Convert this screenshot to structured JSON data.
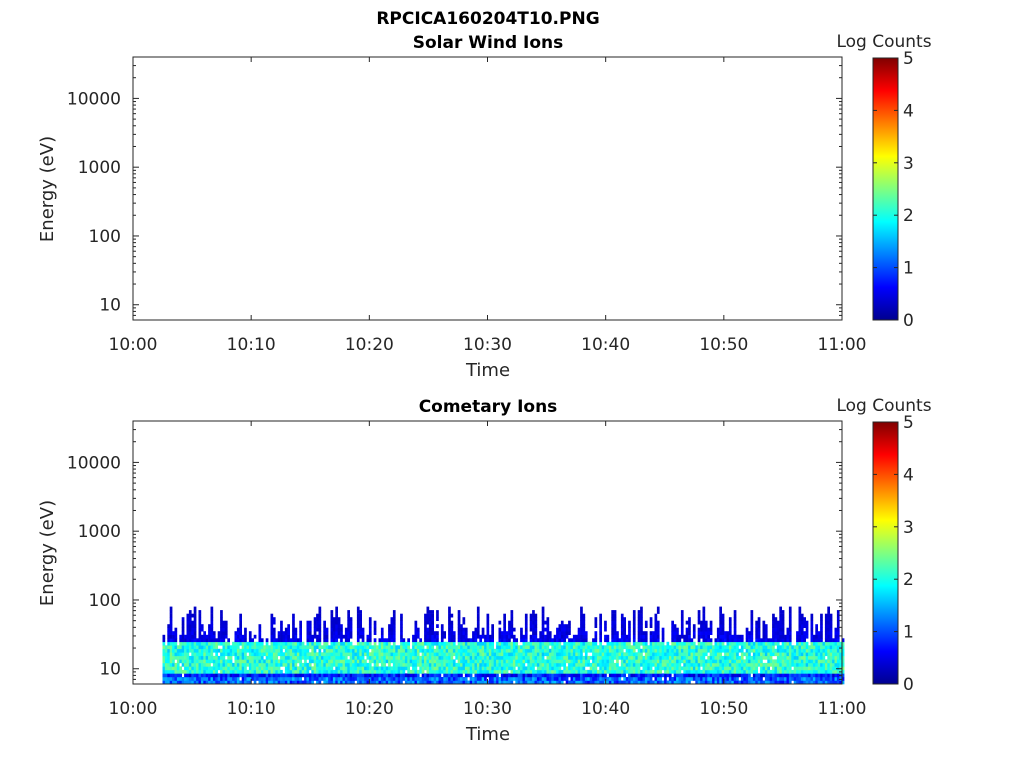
{
  "figure_title": "RPCICA160204T10.PNG",
  "chart_data": [
    {
      "type": "heatmap",
      "title": "Solar Wind Ions",
      "xlabel": "Time",
      "ylabel": "Energy (eV)",
      "x_ticks": [
        "10:00",
        "10:10",
        "10:20",
        "10:30",
        "10:40",
        "10:50",
        "11:00"
      ],
      "xlim": [
        "10:00",
        "11:00"
      ],
      "y_scale": "log",
      "y_ticks": [
        "10",
        "100",
        "1000",
        "10000"
      ],
      "ylim": [
        6,
        40000
      ],
      "colorbar": {
        "label": "Log Counts",
        "ticks": [
          "0",
          "1",
          "2",
          "3",
          "4",
          "5"
        ],
        "range": [
          0,
          5
        ],
        "colormap": "jet"
      },
      "cells": []
    },
    {
      "type": "heatmap",
      "title": "Cometary Ions",
      "xlabel": "Time",
      "ylabel": "Energy (eV)",
      "x_ticks": [
        "10:00",
        "10:10",
        "10:20",
        "10:30",
        "10:40",
        "10:50",
        "11:00"
      ],
      "xlim": [
        "10:00",
        "11:00"
      ],
      "y_scale": "log",
      "y_ticks": [
        "10",
        "100",
        "1000",
        "10000"
      ],
      "ylim": [
        6,
        40000
      ],
      "colorbar": {
        "label": "Log Counts",
        "ticks": [
          "0",
          "1",
          "2",
          "3",
          "4",
          "5"
        ],
        "range": [
          0,
          5
        ],
        "colormap": "jet"
      },
      "data_start": "10:02.5",
      "data_end": "11:00",
      "energy_band_eV": [
        6,
        80
      ],
      "peak_log_counts": 2.5,
      "typical_log_counts_core": 2.0,
      "core_energy_eV": [
        8,
        25
      ]
    }
  ]
}
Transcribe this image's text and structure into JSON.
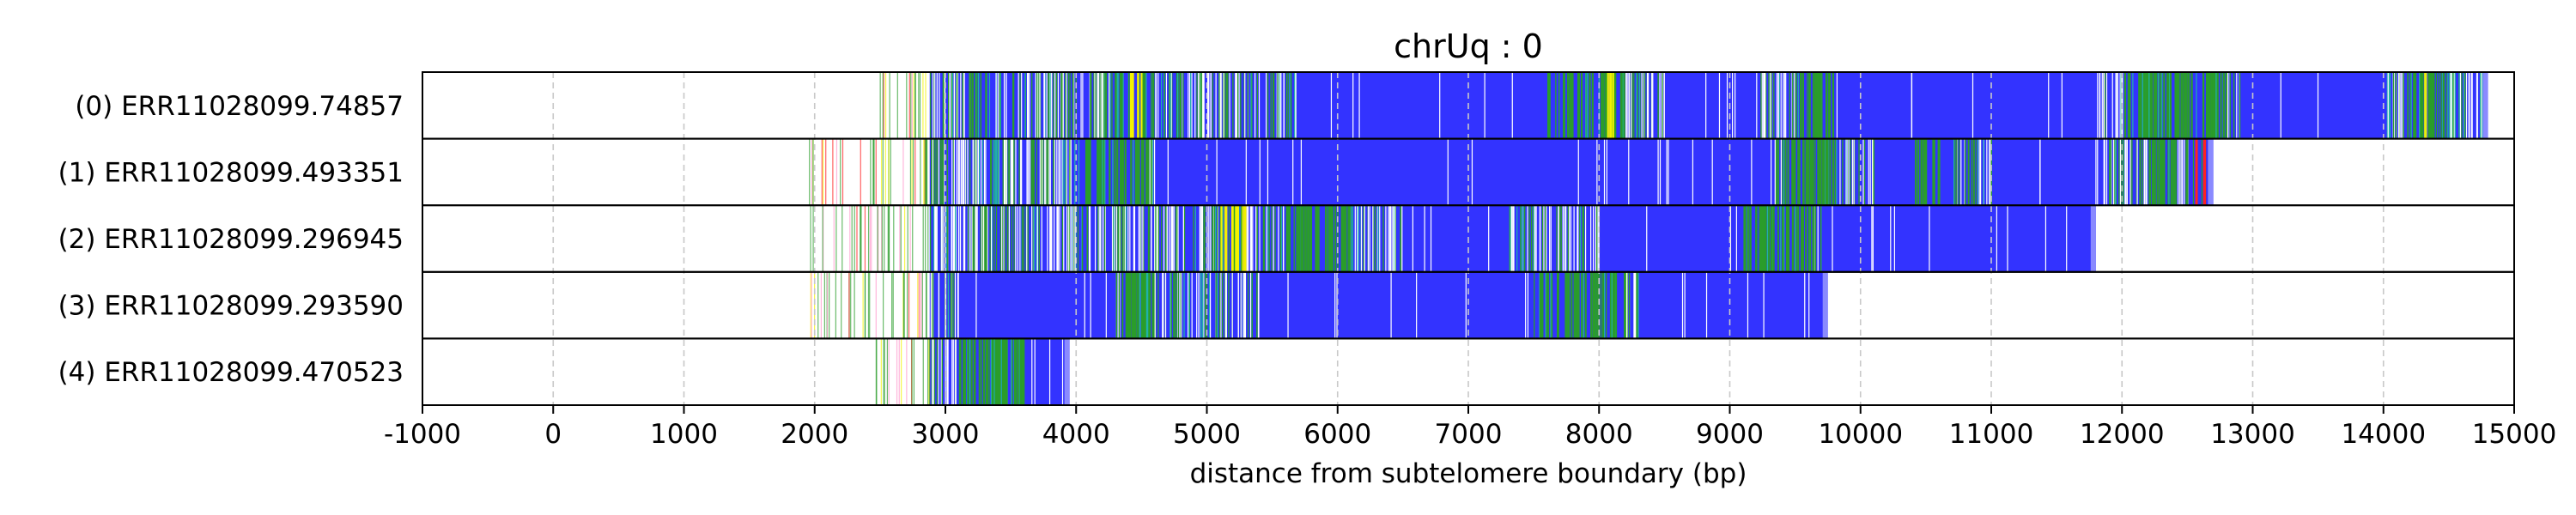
{
  "chart_data": {
    "type": "bar",
    "title": "chrUq : 0",
    "xlabel": "distance from subtelomere boundary (bp)",
    "xlim": [
      -1000,
      15000
    ],
    "xticks": [
      -1000,
      0,
      1000,
      2000,
      3000,
      4000,
      5000,
      6000,
      7000,
      8000,
      9000,
      10000,
      11000,
      12000,
      13000,
      14000,
      15000
    ],
    "grid": "vertical dashed",
    "colors": {
      "blue": "#3333ff",
      "green": "#2a9d2a",
      "yellow": "#f2f200",
      "red": "#ff2222",
      "pink": "#ff99cc",
      "teal": "#20b2aa",
      "white": "#ffffff",
      "grid": "#c8c8c8"
    },
    "reads": [
      {
        "label": "(0) ERR11028099.74857",
        "end": 14800,
        "sparse_start": 2450,
        "dense_start": 2880,
        "solid_blue": [
          [
            5700,
            7600
          ],
          [
            8500,
            9200
          ],
          [
            9800,
            11800
          ],
          [
            12900,
            14000
          ]
        ],
        "green_bands": [
          [
            4300,
            4600
          ],
          [
            7600,
            8200
          ],
          [
            9500,
            9800
          ],
          [
            12000,
            12800
          ],
          [
            14200,
            14400
          ]
        ],
        "yellow_bands": [
          [
            4400,
            4500
          ],
          [
            8050,
            8100
          ],
          [
            14300,
            14330
          ]
        ],
        "red_bands": []
      },
      {
        "label": "(1) ERR11028099.493351",
        "end": 12700,
        "sparse_start": 1950,
        "dense_start": 2880,
        "solid_blue": [
          [
            4600,
            9300
          ],
          [
            10100,
            10700
          ],
          [
            11000,
            11800
          ]
        ],
        "green_bands": [
          [
            4000,
            4550
          ],
          [
            9400,
            9800
          ],
          [
            10400,
            10600
          ],
          [
            12200,
            12400
          ]
        ],
        "yellow_bands": [],
        "red_bands": [
          [
            12550,
            12650
          ]
        ]
      },
      {
        "label": "(2) ERR11028099.296945",
        "end": 11800,
        "sparse_start": 1950,
        "dense_start": 2880,
        "solid_blue": [
          [
            6500,
            7300
          ],
          [
            8000,
            9100
          ],
          [
            9700,
            11800
          ]
        ],
        "green_bands": [
          [
            5600,
            6100
          ],
          [
            9100,
            9600
          ]
        ],
        "yellow_bands": [
          [
            5100,
            5300
          ]
        ],
        "red_bands": []
      },
      {
        "label": "(3) ERR11028099.293590",
        "end": 9750,
        "sparse_start": 1950,
        "dense_start": 2880,
        "solid_blue": [
          [
            3100,
            4300
          ],
          [
            5400,
            7500
          ],
          [
            8300,
            9750
          ]
        ],
        "green_bands": [
          [
            4350,
            4600
          ],
          [
            7500,
            8200
          ]
        ],
        "yellow_bands": [],
        "red_bands": []
      },
      {
        "label": "(4) ERR11028099.470523",
        "end": 3950,
        "sparse_start": 2400,
        "dense_start": 2880,
        "solid_blue": [
          [
            3600,
            3950
          ]
        ],
        "green_bands": [
          [
            3100,
            3600
          ]
        ],
        "yellow_bands": [],
        "red_bands": []
      }
    ]
  }
}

EXERCISE BRIEF
Copy every line of the listing that contains the word "Ions".

SOLUTION TO THE PROBLEM
      "title": "Solar Wind Ions",
      "title": "Cometary Ions",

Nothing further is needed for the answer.